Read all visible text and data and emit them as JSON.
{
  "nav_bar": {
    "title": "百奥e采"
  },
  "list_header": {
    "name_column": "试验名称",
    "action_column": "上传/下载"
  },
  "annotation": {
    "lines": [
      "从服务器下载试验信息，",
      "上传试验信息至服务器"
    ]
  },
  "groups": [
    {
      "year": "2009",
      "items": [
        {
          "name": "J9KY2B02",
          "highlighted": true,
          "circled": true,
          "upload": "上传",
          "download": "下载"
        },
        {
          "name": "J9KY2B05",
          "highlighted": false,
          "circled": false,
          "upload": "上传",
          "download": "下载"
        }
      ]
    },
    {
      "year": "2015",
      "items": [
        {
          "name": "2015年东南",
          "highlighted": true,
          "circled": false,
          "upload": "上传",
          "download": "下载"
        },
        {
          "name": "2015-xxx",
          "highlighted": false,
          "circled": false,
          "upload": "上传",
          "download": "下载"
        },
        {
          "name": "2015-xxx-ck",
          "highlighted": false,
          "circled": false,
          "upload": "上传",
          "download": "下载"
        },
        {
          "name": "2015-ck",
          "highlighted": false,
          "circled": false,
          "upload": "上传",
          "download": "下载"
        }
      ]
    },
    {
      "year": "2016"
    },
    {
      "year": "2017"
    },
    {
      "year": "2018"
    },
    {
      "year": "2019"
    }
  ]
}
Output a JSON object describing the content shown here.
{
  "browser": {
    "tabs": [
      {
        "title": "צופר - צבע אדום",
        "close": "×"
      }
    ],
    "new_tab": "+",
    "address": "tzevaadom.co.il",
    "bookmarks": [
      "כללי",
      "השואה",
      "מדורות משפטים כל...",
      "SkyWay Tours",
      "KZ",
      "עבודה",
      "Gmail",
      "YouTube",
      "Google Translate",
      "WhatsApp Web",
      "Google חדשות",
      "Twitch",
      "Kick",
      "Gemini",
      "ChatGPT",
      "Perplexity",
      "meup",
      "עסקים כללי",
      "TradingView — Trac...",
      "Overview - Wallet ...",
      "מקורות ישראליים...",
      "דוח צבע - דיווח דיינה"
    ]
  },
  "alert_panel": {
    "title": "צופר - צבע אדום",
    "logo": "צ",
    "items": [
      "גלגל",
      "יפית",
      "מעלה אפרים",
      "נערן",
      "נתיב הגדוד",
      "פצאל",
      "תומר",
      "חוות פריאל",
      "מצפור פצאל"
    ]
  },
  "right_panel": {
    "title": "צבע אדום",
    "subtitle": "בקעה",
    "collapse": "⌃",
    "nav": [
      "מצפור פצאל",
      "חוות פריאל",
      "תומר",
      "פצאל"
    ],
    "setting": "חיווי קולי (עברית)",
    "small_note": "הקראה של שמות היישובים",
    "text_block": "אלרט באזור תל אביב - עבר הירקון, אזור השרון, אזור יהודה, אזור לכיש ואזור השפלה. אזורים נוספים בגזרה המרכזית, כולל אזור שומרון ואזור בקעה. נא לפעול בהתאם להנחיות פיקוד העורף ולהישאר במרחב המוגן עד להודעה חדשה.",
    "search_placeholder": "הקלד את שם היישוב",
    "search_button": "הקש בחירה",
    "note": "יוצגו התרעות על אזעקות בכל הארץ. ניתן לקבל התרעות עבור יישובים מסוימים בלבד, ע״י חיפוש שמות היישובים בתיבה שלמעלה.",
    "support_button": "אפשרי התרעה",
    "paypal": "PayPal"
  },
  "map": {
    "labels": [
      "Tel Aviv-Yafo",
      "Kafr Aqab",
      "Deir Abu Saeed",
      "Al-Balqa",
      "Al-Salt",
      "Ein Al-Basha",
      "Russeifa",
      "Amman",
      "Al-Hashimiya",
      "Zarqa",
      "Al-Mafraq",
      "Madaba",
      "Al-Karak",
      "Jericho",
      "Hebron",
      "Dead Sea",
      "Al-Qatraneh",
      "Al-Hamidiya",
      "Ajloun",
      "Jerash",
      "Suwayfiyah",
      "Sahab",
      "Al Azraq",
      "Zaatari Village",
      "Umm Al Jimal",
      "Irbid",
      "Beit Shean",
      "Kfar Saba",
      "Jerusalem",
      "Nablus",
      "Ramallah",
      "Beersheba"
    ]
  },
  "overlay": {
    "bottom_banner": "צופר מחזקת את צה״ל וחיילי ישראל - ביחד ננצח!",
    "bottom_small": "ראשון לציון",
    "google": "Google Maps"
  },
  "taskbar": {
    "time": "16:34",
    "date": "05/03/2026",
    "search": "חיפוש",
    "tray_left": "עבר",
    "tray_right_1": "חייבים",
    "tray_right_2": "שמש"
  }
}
****************************************
Your task: Type out the full listing again, exactly as given.

Reply:
Read all visible text and data and emit them as JSON.
{
  "nav_bar": {
    "title": "百奥e采"
  },
  "list_header": {
    "name_column": "试验名称",
    "action_column": "上传/下载"
  },
  "annotation": {
    "lines": [
      "从服务器下载试验信息，",
      "上传试验信息至服务器"
    ]
  },
  "groups": [
    {
      "year": "2009",
      "items": [
        {
          "name": "J9KY2B02",
          "highlighted": true,
          "circled": true,
          "upload": "上传",
          "download": "下载"
        },
        {
          "name": "J9KY2B05",
          "highlighted": false,
          "circled": false,
          "upload": "上传",
          "download": "下载"
        }
      ]
    },
    {
      "year": "2015",
      "items": [
        {
          "name": "2015年东南",
          "highlighted": true,
          "circled": false,
          "upload": "上传",
          "download": "下载"
        },
        {
          "name": "2015-xxx",
          "highlighted": false,
          "circled": false,
          "upload": "上传",
          "download": "下载"
        },
        {
          "name": "2015-xxx-ck",
          "highlighted": false,
          "circled": false,
          "upload": "上传",
          "download": "下载"
        },
        {
          "name": "2015-ck",
          "highlighted": false,
          "circled": false,
          "upload": "上传",
          "download": "下载"
        }
      ]
    },
    {
      "year": "2016"
    },
    {
      "year": "2017"
    },
    {
      "year": "2018"
    },
    {
      "year": "2019"
    }
  ]
}
Output a JSON object describing the content shown here.
{
  "browser": {
    "tabs": [
      {
        "title": "צופר - צבע אדום",
        "close": "×"
      }
    ],
    "new_tab": "+",
    "address": "tzevaadom.co.il",
    "bookmarks": [
      "כללי",
      "השואה",
      "מדורות משפטים כל...",
      "SkyWay Tours",
      "KZ",
      "עבודה",
      "Gmail",
      "YouTube",
      "Google Translate",
      "WhatsApp Web",
      "Google חדשות",
      "Twitch",
      "Kick",
      "Gemini",
      "ChatGPT",
      "Perplexity",
      "meup",
      "עסקים כללי",
      "TradingView — Trac...",
      "Overview - Wallet ...",
      "מקורות ישראליים...",
      "דוח צבע - דיווח דיינה"
    ]
  },
  "alert_panel": {
    "title": "צופר - צבע אדום",
    "logo": "צ",
    "items": [
      "גלגל",
      "יפית",
      "מעלה אפרים",
      "נערן",
      "נתיב הגדוד",
      "פצאל",
      "תומר",
      "חוות פריאל",
      "מצפור פצאל"
    ]
  },
  "right_panel": {
    "title": "צבע אדום",
    "subtitle": "בקעה",
    "collapse": "⌃",
    "nav": [
      "מצפור פצאל",
      "חוות פריאל",
      "תומר",
      "פצאל"
    ],
    "setting": "חיווי קולי (עברית)",
    "small_note": "הקראה של שמות היישובים",
    "text_block": "אלרט באזור תל אביב - עבר הירקון, אזור השרון, אזור יהודה, אזור לכיש ואזור השפלה. אזורים נוספים בגזרה המרכזית, כולל אזור שומרון ואזור בקעה. נא לפעול בהתאם להנחיות פיקוד העורף ולהישאר במרחב המוגן עד להודעה חדשה.",
    "search_placeholder": "הקלד את שם היישוב",
    "search_button": "הקש בחירה",
    "note": "יוצגו התרעות על אזעקות בכל הארץ. ניתן לקבל התרעות עבור יישובים מסוימים בלבד, ע״י חיפוש שמות היישובים בתיבה שלמעלה.",
    "support_button": "אפשרי התרעה",
    "paypal": "PayPal"
  },
  "map": {
    "labels": [
      "Tel Aviv-Yafo",
      "Kafr Aqab",
      "Deir Abu Saeed",
      "Al-Balqa",
      "Al-Salt",
      "Ein Al-Basha",
      "Russeifa",
      "Amman",
      "Al-Hashimiya",
      "Zarqa",
      "Al-Mafraq",
      "Madaba",
      "Al-Karak",
      "Jericho",
      "Hebron",
      "Dead Sea",
      "Al-Qatraneh",
      "Al-Hamidiya",
      "Ajloun",
      "Jerash",
      "Suwayfiyah",
      "Sahab",
      "Al Azraq",
      "Zaatari Village",
      "Umm Al Jimal",
      "Irbid",
      "Beit Shean",
      "Kfar Saba",
      "Jerusalem",
      "Nablus",
      "Ramallah",
      "Beersheba"
    ]
  },
  "overlay": {
    "bottom_banner": "צופר מחזקת את צה״ל וחיילי ישראל - ביחד ננצח!",
    "bottom_small": "ראשון לציון",
    "google": "Google Maps"
  },
  "taskbar": {
    "time": "16:34",
    "date": "05/03/2026",
    "search": "חיפוש",
    "tray_left": "עבר",
    "tray_right_1": "חייבים",
    "tray_right_2": "שמש"
  }
}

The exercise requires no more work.